══ 网页 ══

目录
1.决策树
需要注意的点:
Ptr<TrainData> data_set = TrainData::loadFromCSV("mushroom.data",//文件名
0,//第0行略过
0,
1,//区间[0,1)为存储了响应列
"cat[0-22]",//0-22行均为类别数据
',',//数据间的分隔符号为","
'?');//丢失数据用"?"表示
1.数据类型有cat和ord之分,具体可以参阅统计数据定义:
https://zhidao.baidu.com/question/1964314134743418500.html
2.默认的响应列的格式(第2-第3行)是前闭后开;
3.分割训练集和数据集时,数据集的顺序会大幅度的影响决策树的结果:
data_set->setTrainTestSplitRatio(0.90, false);
4.对于概率权重的设置,你可以理解为对识别某一类物体具有相对更高的准确率(请注意我的矩阵初始化方法);
float _priors[] = { 1.0,10.0 };
Mat priors(1, 2, CV_32F, _priors);
dtree->setPriors(priors);//为所有的答案设置权重
5.在OpenCV3.0以上的版本使用决策树与随机森林所继承的类都是RTrees,相比与DTrees而言,新的类RTrees能够处理数据集中的缺失数据,建模的唯一区别就是在生成随机森林时,需要设置树的终止生成条件,默认是100棵树:
forest_mushroom->setTermCriteria(TermCriteria(TermCriteria::MAX_ITER
+ TermCriteria::EPS, 100, 0.01));//随机森林的终止标准
6.模型的存储与加载:
dtree->save("dtree_01.xml");//保存
Ptr<RTrees> dtree = RTrees::load("dtree_01.xml");//加载训练模型
7.如果你想用加载后的模型进行数据的分类和回归,请务必手动创建训练集、测试集和验证集;这是因为如果你的数据集里面含有字母类别,那么opencv会以默认的方式转化为ASCALL码并归一化,在这种情况下如果依旧使用默认的方式加载验证集,必然会在使用predict时程序崩溃。
决策树的训练代码:
毒蘑菇的数据集:https://github.com/oreillymedia/Learning-OpenCV-3_examples/tree/master/mushroom
#include<iostream>
#include<opencv2/opencv.hpp>
using namespace cv;
using namespace ml;
using namespace std;
//1.生成训练集结构体对象指针
Ptr<TrainData> data_set = TrainData::loadFromCSV("mushroom.data",//文件名
0,//第0行略过
0,
1,//区间[0,1)为存储了响应列
"cat[0-22]",//0-22行均为类别数据
',',//数据间的分隔符号为","
'?');//丢失数据用"?"表示
//2.验证数据读取的正确性
int n_samples = data_set->getNSamples();
if (n_samples == 0)

═══
══ 记录数据 ══

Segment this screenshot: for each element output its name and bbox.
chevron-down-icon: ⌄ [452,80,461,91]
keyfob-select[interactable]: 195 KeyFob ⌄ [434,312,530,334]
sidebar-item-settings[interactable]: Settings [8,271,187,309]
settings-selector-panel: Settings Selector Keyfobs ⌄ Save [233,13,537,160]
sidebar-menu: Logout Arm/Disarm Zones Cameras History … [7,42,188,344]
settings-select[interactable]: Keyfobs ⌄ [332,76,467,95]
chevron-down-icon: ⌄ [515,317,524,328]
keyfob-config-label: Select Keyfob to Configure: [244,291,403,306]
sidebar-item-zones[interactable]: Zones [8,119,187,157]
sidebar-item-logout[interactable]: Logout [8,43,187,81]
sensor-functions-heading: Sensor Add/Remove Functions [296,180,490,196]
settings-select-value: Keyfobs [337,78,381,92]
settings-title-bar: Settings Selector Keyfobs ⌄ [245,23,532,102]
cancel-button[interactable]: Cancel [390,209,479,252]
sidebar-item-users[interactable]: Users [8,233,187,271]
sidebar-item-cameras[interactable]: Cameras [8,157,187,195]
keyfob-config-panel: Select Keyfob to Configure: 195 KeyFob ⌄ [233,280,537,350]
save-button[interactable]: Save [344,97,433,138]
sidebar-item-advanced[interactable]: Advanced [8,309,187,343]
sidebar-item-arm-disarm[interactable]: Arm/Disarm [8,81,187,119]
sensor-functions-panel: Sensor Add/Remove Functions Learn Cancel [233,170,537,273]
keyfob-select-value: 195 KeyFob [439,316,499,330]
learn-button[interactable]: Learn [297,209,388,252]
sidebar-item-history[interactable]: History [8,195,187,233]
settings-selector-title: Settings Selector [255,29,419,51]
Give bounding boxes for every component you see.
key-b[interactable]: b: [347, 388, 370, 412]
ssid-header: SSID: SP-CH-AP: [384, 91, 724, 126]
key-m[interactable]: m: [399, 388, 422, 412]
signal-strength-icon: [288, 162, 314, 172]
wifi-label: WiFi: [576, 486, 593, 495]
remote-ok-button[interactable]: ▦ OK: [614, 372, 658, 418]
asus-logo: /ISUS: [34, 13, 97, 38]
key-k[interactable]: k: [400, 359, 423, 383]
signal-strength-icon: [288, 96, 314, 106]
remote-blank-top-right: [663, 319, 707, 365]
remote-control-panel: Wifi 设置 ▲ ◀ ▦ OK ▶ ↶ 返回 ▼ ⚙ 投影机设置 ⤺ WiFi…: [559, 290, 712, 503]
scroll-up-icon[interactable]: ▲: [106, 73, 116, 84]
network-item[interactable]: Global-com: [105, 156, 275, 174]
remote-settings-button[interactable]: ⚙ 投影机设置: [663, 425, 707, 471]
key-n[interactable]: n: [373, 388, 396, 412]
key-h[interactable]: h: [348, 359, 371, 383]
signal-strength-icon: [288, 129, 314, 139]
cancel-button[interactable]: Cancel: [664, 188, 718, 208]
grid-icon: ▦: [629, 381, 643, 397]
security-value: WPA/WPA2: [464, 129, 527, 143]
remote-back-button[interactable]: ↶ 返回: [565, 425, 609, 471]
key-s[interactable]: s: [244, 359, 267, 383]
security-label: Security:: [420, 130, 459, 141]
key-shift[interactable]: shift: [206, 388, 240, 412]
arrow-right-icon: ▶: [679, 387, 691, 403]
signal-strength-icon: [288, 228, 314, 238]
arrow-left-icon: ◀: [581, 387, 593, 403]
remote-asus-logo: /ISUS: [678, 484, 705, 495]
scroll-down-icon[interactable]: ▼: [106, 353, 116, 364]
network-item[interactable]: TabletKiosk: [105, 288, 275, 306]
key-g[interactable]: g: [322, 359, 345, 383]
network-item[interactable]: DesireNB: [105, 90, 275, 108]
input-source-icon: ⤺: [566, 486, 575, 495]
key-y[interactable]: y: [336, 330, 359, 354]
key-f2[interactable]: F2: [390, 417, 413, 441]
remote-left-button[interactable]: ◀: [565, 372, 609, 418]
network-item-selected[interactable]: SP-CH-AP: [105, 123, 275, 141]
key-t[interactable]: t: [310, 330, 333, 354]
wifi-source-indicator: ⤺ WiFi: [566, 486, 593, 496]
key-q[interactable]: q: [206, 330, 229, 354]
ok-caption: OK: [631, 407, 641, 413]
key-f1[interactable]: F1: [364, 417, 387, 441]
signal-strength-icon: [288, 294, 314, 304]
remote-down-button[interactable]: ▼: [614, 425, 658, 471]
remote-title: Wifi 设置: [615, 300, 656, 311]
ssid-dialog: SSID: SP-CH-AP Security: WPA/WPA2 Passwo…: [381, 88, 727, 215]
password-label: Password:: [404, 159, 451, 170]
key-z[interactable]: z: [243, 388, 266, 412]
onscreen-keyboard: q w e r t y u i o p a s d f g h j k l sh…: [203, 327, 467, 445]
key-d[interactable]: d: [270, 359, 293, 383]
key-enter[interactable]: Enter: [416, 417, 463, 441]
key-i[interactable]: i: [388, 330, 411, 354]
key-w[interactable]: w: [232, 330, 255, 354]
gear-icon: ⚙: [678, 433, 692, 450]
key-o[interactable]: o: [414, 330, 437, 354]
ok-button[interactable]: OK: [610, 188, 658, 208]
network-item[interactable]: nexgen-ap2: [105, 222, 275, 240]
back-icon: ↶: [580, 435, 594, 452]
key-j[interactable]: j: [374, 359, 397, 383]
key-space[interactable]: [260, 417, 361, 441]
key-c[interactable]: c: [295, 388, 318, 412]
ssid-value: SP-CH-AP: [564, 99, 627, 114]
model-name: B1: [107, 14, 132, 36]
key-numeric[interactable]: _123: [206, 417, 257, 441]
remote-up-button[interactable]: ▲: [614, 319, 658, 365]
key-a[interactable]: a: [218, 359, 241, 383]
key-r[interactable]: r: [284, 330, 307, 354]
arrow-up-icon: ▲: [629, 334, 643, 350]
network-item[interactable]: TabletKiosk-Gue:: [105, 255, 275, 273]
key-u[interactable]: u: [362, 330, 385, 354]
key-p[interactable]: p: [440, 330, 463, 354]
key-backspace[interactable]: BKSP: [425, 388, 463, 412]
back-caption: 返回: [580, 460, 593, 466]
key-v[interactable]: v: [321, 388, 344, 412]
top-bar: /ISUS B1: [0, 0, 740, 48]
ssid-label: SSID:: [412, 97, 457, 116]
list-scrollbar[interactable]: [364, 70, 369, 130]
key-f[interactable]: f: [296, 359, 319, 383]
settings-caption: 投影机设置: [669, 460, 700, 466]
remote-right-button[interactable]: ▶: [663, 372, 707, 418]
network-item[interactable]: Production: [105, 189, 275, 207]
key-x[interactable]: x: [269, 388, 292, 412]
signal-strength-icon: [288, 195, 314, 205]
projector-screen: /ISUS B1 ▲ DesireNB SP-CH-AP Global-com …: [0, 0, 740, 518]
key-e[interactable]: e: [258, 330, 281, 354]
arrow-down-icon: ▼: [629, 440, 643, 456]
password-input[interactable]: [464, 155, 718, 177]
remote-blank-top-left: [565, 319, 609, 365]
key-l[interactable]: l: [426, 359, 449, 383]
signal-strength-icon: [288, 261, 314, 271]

═══

◆ 任务内容 ◆
根据网页回答下列问题:
1. 生成随机森林时,默认的树的数量是多少?
2. 在读取蘑菇数据文件的代码中,丢失的数据用什么符号表示?
3. 保存模型时使用的文件名是什么?

◆ 本题回答 ◆
1. 默认是100棵树。
2. 丢失的数据用"?"表示。
3. 文件名是"dtree_01.xml"。